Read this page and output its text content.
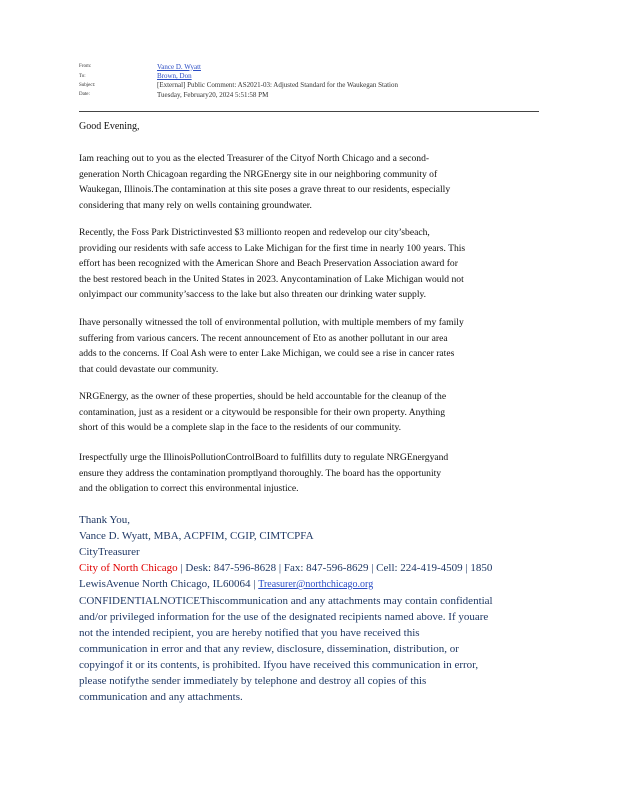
From:	Vance D. Wyatt
To:	Brown, Don
Subject:	[External] Public Comment: AS2021-03: Adjusted Standard for the Waukegan Station
Date:	Tuesday, February20, 2024 5:51:58 PM
Good Evening,

Iam reaching out to you as the elected Treasurer of the Cityof North Chicago and a second-

generation North Chicagoan regarding the NRGEnergy site in our neighboring community of

Waukegan, Illinois.The contamination at this site poses a grave threat to our residents, especially

considering that many rely on wells containing groundwater.

Recently, the Foss Park Districtinvested $3 millionto reopen and redevelop our city’sbeach,

providing our residents with safe access to Lake Michigan for the first time in nearly 100 years. This

effort has been recognized with the American Shore and Beach Preservation Association award for

the best restored beach in the United States in 2023. Anycontamination of Lake Michigan would not

onlyimpact our community’saccess to the lake but also threaten our drinking water supply.

Ihave personally witnessed the toll of environmental pollution, with multiple members of my family

suffering from various cancers. The recent announcement of Eto as another pollutant in our area

adds to the concerns. If Coal Ash were to enter Lake Michigan, we could see a rise in cancer rates

that could devastate our community.

NRGEnergy, as the owner of these properties, should be held accountable for the cleanup of the

contamination, just as a resident or a citywould be responsible for their own property. Anything

short of this would be a complete slap in the face to the residents of our community.

Irespectfully urge the IllinoisPollutionControlBoard to fulfillits duty to regulate NRGEnergyand

ensure they address the contamination promptlyand thoroughly. The board has the opportunity

and the obligation to correct this environmental injustice.

Thank You,

Vance D. Wyatt, MBA, ACPFIM, CGIP, CIMTCPFA

CityTreasurer

City of North Chicago | Desk: 847-596-8628 | Fax: 847-596-8629 | Cell: 224-419-4509 | 1850

LewisAvenue North Chicago, IL60064 | Treasurer@northchicago.org

CONFIDENTIALNOTICEThiscommunication and any attachments may contain confidential

and/or privileged information for the use of the designated recipients named above. If youare

not the intended recipient, you are hereby notified that you have received this

communication in error and that any review, disclosure, dissemination, distribution, or

copyingof it or its contents, is prohibited. Ifyou have received this communication in error,

please notifythe sender immediately by telephone and destroy all copies of this

communication and any attachments.
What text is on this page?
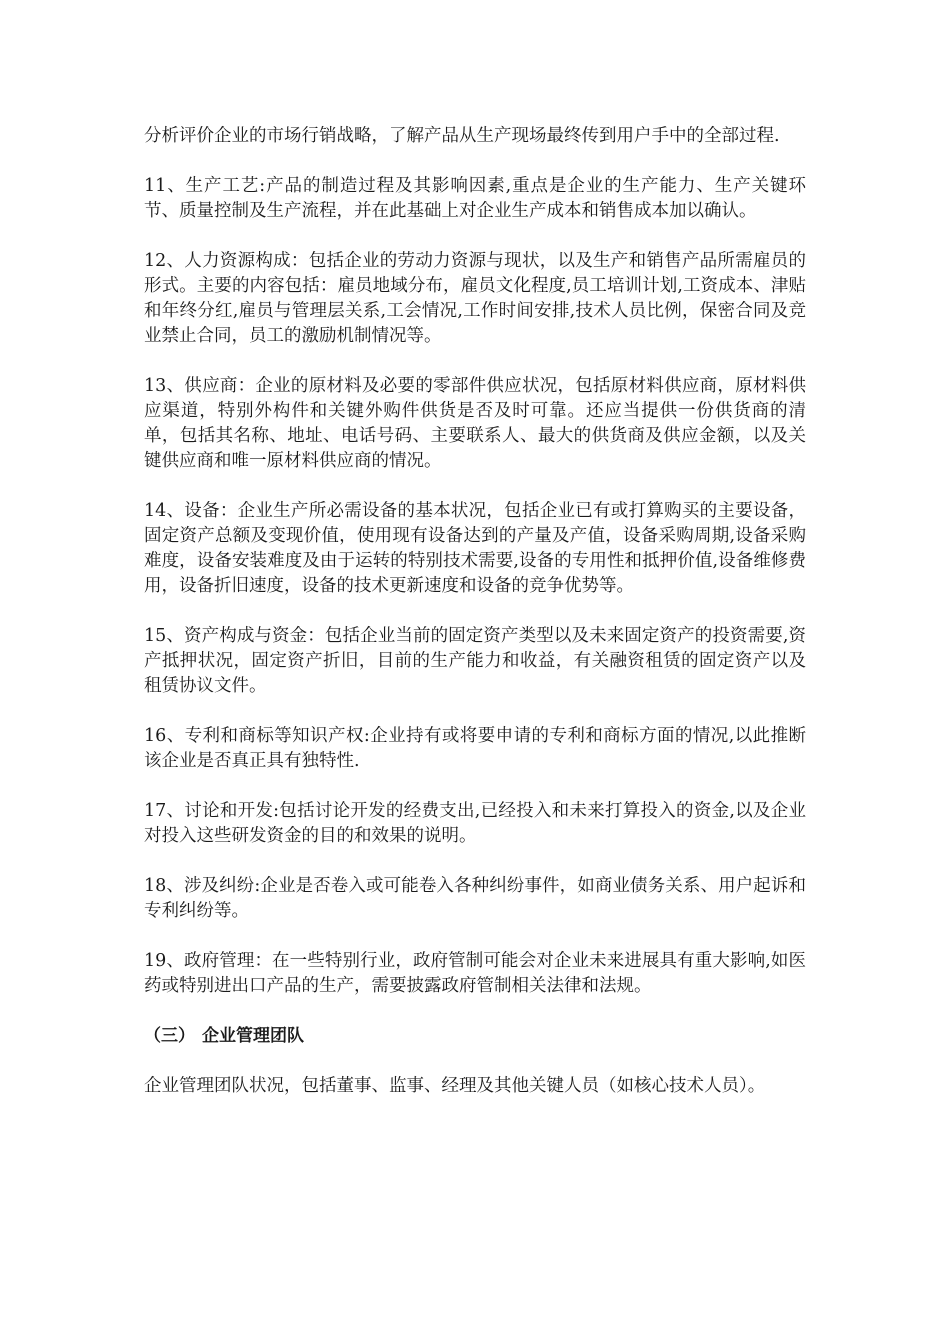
分析评价企业的市场行销战略，了解产品从生产现场最终传到用户手中的全部过程.

11、生产工艺:产品的制造过程及其影响因素,重点是企业的生产能力、生产关键环节、质量控制及生产流程，并在此基础上对企业生产成本和销售成本加以确认。

12、人力资源构成：包括企业的劳动力资源与现状，以及生产和销售产品所需雇员的形式。主要的内容包括：雇员地域分布，雇员文化程度,员工培训计划,工资成本、津贴和年终分红,雇员与管理层关系,工会情况,工作时间安排,技术人员比例，保密合同及竞业禁止合同，员工的激励机制情况等。

13、供应商：企业的原材料及必要的零部件供应状况，包括原材料供应商，原材料供应渠道，特别外构件和关键外购件供货是否及时可靠。还应当提供一份供货商的清单，包括其名称、地址、电话号码、主要联系人、最大的供货商及供应金额，以及关键供应商和唯一原材料供应商的情况。

14、设备：企业生产所必需设备的基本状况，包括企业已有或打算购买的主要设备，固定资产总额及变现价值，使用现有设备达到的产量及产值，设备采购周期,设备采购难度，设备安装难度及由于运转的特别技术需要,设备的专用性和抵押价值,设备维修费用，设备折旧速度，设备的技术更新速度和设备的竞争优势等。

15、资产构成与资金：包括企业当前的固定资产类型以及未来固定资产的投资需要,资产抵押状况，固定资产折旧，目前的生产能力和收益，有关融资租赁的固定资产以及租赁协议文件。

16、专利和商标等知识产权:企业持有或将要申请的专利和商标方面的情况,以此推断该企业是否真正具有独特性.

17、讨论和开发:包括讨论开发的经费支出,已经投入和未来打算投入的资金,以及企业对投入这些研发资金的目的和效果的说明。

18、涉及纠纷:企业是否卷入或可能卷入各种纠纷事件，如商业债务关系、用户起诉和专利纠纷等。

19、政府管理：在一些特别行业，政府管制可能会对企业未来进展具有重大影响,如医药或特别进出口产品的生产，需要披露政府管制相关法律和法规。

（三） 企业管理团队

企业管理团队状况，包括董事、监事、经理及其他关键人员（如核心技术人员）。
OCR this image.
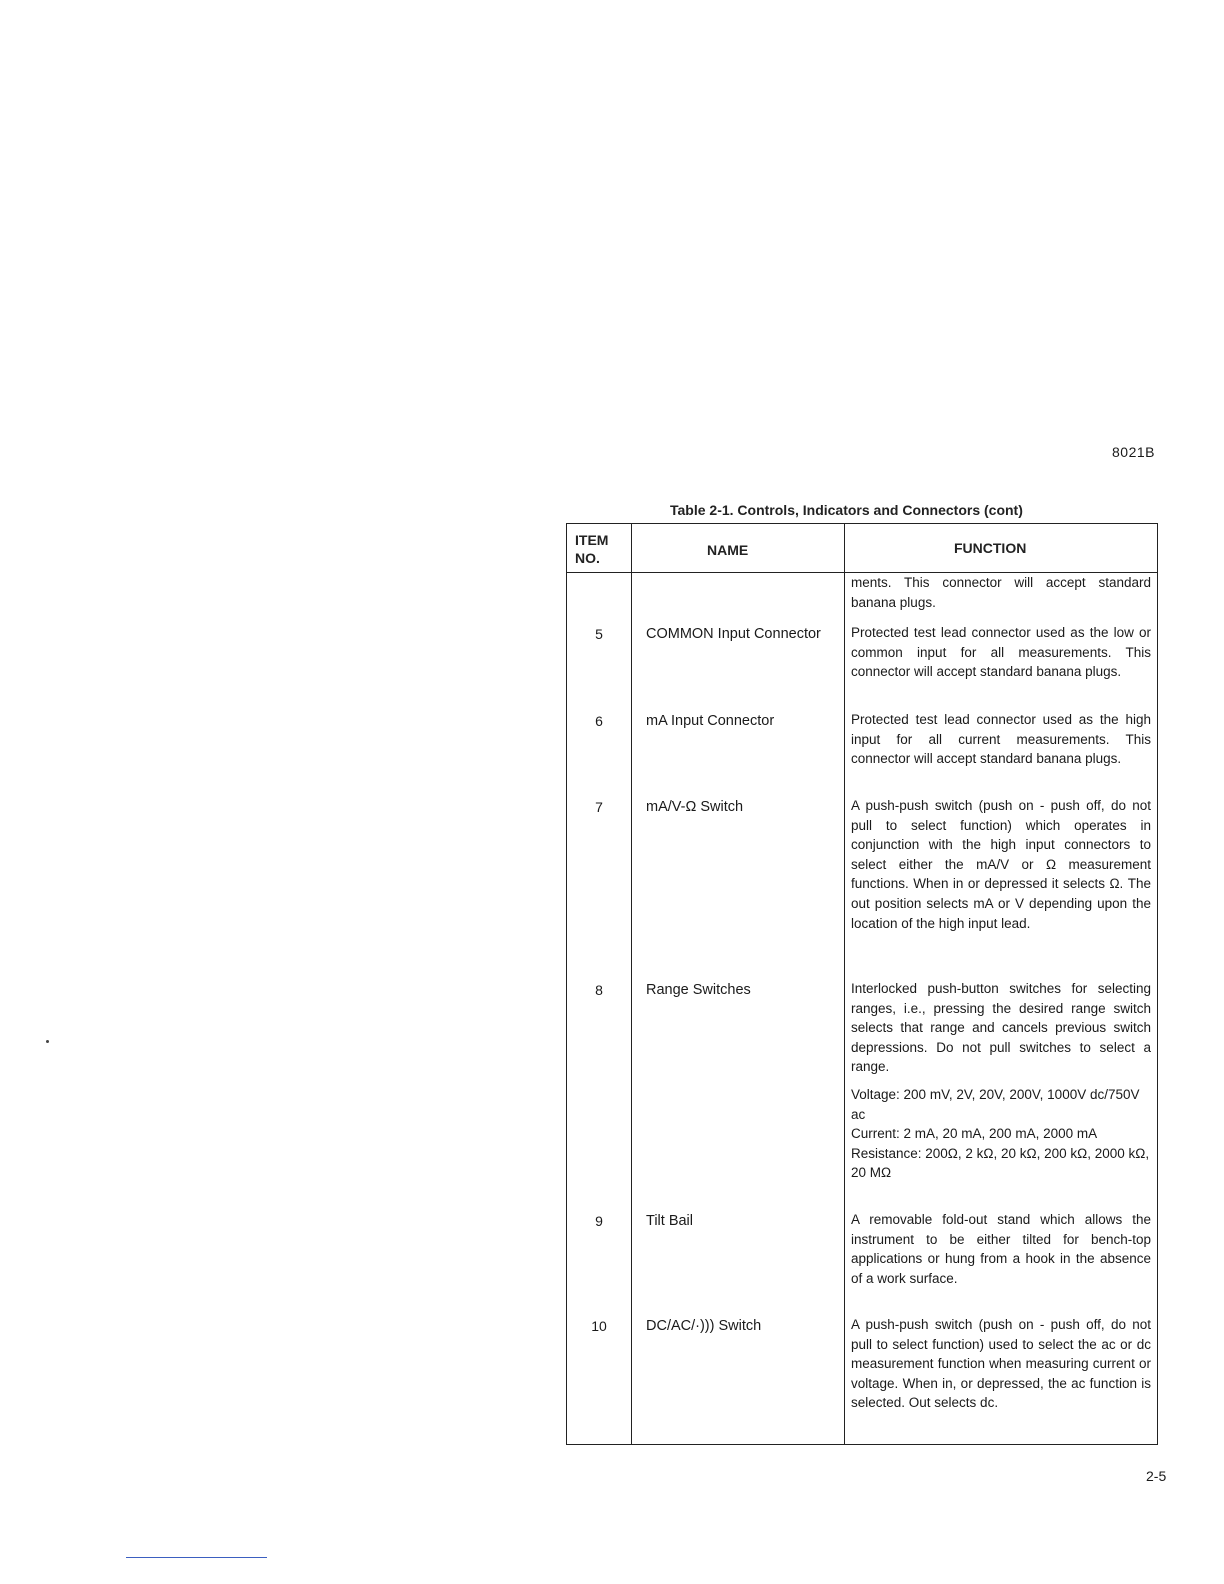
8021B
Table 2-1. Controls, Indicators and Connectors (cont)
ITEM
NO.	NAME	FUNCTION

ments. This connector will accept standard banana plugs.

5	COMMON Input Connector	Protected test lead connector used as the low or common input for all measurements. This connector will accept standard banana plugs.

6	mA Input Connector	Protected test lead connector used as the high input for all current measurements. This connector will accept standard banana plugs.

7	mA/V-Ω Switch	A push-push switch (push on - push off, do not pull to select function) which operates in conjunction with the high input connectors to select either the mA/V or Ω measurement functions. When in or depressed it selects Ω. The out position selects mA or V depending upon the location of the high input lead.

8	Range Switches	Interlocked push-button switches for selecting ranges, i.e., pressing the desired range switch selects that range and cancels previous switch depressions. Do not pull switches to select a range.

Voltage: 200 mV, 2V, 20V, 200V, 1000V dc/750V ac

Current: 2 mA, 20 mA, 200 mA, 2000 mA

Resistance: 200Ω, 2 kΩ, 20 kΩ, 200 kΩ, 2000 kΩ, 20 MΩ

9	Tilt Bail	A removable fold-out stand which allows the instrument to be either tilted for bench-top applications or hung from a hook in the absence of a work surface.

10	DC/AC/·))) Switch	A push-push switch (push on - push off, do not pull to select function) used to select the ac or dc measurement function when measuring current or voltage. When in, or depressed, the ac function is selected. Out selects dc.

2-5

────────────────────

> _TO BE DONE_
Write out all the entries exactly, except for the pictures.

> _RESULT OF THIS TASK_
Read this page and output its text content.
From:	Vance D. Wyatt
To:	Brown, Don
Subject:	[External] Public Comment: AS2021-03: Adjusted Standard for the Waukegan Station
Date:	Tuesday, February20, 2024 5:51:58 PM
Good Evening,

Iam reaching out to you as the elected Treasurer of the Cityof North Chicago and a second-

generation North Chicagoan regarding the NRGEnergy site in our neighboring community of

Waukegan, Illinois.The contamination at this site poses a grave threat to our residents, especially

considering that many rely on wells containing groundwater.

Recently, the Foss Park Districtinvested $3 millionto reopen and redevelop our city’sbeach,

providing our residents with safe access to Lake Michigan for the first time in nearly 100 years. This

effort has been recognized with the American Shore and Beach Preservation Association award for

the best restored beach in the United States in 2023. Anycontamination of Lake Michigan would not

onlyimpact our community’saccess to the lake but also threaten our drinking water supply.

Ihave personally witnessed the toll of environmental pollution, with multiple members of my family

suffering from various cancers. The recent announcement of Eto as another pollutant in our area

adds to the concerns. If Coal Ash were to enter Lake Michigan, we could see a rise in cancer rates

that could devastate our community.

NRGEnergy, as the owner of these properties, should be held accountable for the cleanup of the

contamination, just as a resident or a citywould be responsible for their own property. Anything

short of this would be a complete slap in the face to the residents of our community.

Irespectfully urge the IllinoisPollutionControlBoard to fulfillits duty to regulate NRGEnergyand

ensure they address the contamination promptlyand thoroughly. The board has the opportunity

and the obligation to correct this environmental injustice.

Thank You,

Vance D. Wyatt, MBA, ACPFIM, CGIP, CIMTCPFA

CityTreasurer

City of North Chicago | Desk: 847-596-8628 | Fax: 847-596-8629 | Cell: 224-419-4509 | 1850

LewisAvenue North Chicago, IL60064 | Treasurer@northchicago.org

CONFIDENTIALNOTICEThiscommunication and any attachments may contain confidential

and/or privileged information for the use of the designated recipients named above. If youare

not the intended recipient, you are hereby notified that you have received this

communication in error and that any review, disclosure, dissemination, distribution, or

copyingof it or its contents, is prohibited. Ifyou have received this communication in error,

please notifythe sender immediately by telephone and destroy all copies of this

communication and any attachments.
What text is on this page?
分析评价企业的市场行销战略，了解产品从生产现场最终传到用户手中的全部过程.

11、生产工艺:产品的制造过程及其影响因素,重点是企业的生产能力、生产关键环节、质量控制及生产流程，并在此基础上对企业生产成本和销售成本加以确认。

12、人力资源构成：包括企业的劳动力资源与现状，以及生产和销售产品所需雇员的形式。主要的内容包括：雇员地域分布，雇员文化程度,员工培训计划,工资成本、津贴和年终分红,雇员与管理层关系,工会情况,工作时间安排,技术人员比例，保密合同及竞业禁止合同，员工的激励机制情况等。

13、供应商：企业的原材料及必要的零部件供应状况，包括原材料供应商，原材料供应渠道，特别外构件和关键外购件供货是否及时可靠。还应当提供一份供货商的清单，包括其名称、地址、电话号码、主要联系人、最大的供货商及供应金额，以及关键供应商和唯一原材料供应商的情况。

14、设备：企业生产所必需设备的基本状况，包括企业已有或打算购买的主要设备，固定资产总额及变现价值，使用现有设备达到的产量及产值，设备采购周期,设备采购难度，设备安装难度及由于运转的特别技术需要,设备的专用性和抵押价值,设备维修费用，设备折旧速度，设备的技术更新速度和设备的竞争优势等。

15、资产构成与资金：包括企业当前的固定资产类型以及未来固定资产的投资需要,资产抵押状况，固定资产折旧，目前的生产能力和收益，有关融资租赁的固定资产以及租赁协议文件。

16、专利和商标等知识产权:企业持有或将要申请的专利和商标方面的情况,以此推断该企业是否真正具有独特性.

17、讨论和开发:包括讨论开发的经费支出,已经投入和未来打算投入的资金,以及企业对投入这些研发资金的目的和效果的说明。

18、涉及纠纷:企业是否卷入或可能卷入各种纠纷事件，如商业债务关系、用户起诉和专利纠纷等。

19、政府管理：在一些特别行业，政府管制可能会对企业未来进展具有重大影响,如医药或特别进出口产品的生产，需要披露政府管制相关法律和法规。

（三） 企业管理团队

企业管理团队状况，包括董事、监事、经理及其他关键人员（如核心技术人员）。
OCR this image.
8021B
Table 2-1. Controls, Indicators and Connectors (cont)
ITEM
NO.	NAME	FUNCTION

ments. This connector will accept standard banana plugs.

5	COMMON Input Connector	Protected test lead connector used as the low or common input for all measurements. This connector will accept standard banana plugs.

6	mA Input Connector	Protected test lead connector used as the high input for all current measurements. This connector will accept standard banana plugs.

7	mA/V-Ω Switch	A push-push switch (push on - push off, do not pull to select function) which operates in conjunction with the high input connectors to select either the mA/V or Ω measurement functions. When in or depressed it selects Ω. The out position selects mA or V depending upon the location of the high input lead.

8	Range Switches	Interlocked push-button switches for selecting ranges, i.e., pressing the desired range switch selects that range and cancels previous switch depressions. Do not pull switches to select a range.

Voltage: 200 mV, 2V, 20V, 200V, 1000V dc/750V ac

Current: 2 mA, 20 mA, 200 mA, 2000 mA

Resistance: 200Ω, 2 kΩ, 20 kΩ, 200 kΩ, 2000 kΩ, 20 MΩ

9	Tilt Bail	A removable fold-out stand which allows the instrument to be either tilted for bench-top applications or hung from a hook in the absence of a work surface.

10	DC/AC/·))) Switch	A push-push switch (push on - push off, do not pull to select function) used to select the ac or dc measurement function when measuring current or voltage. When in, or depressed, the ac function is selected. Out selects dc.

2-5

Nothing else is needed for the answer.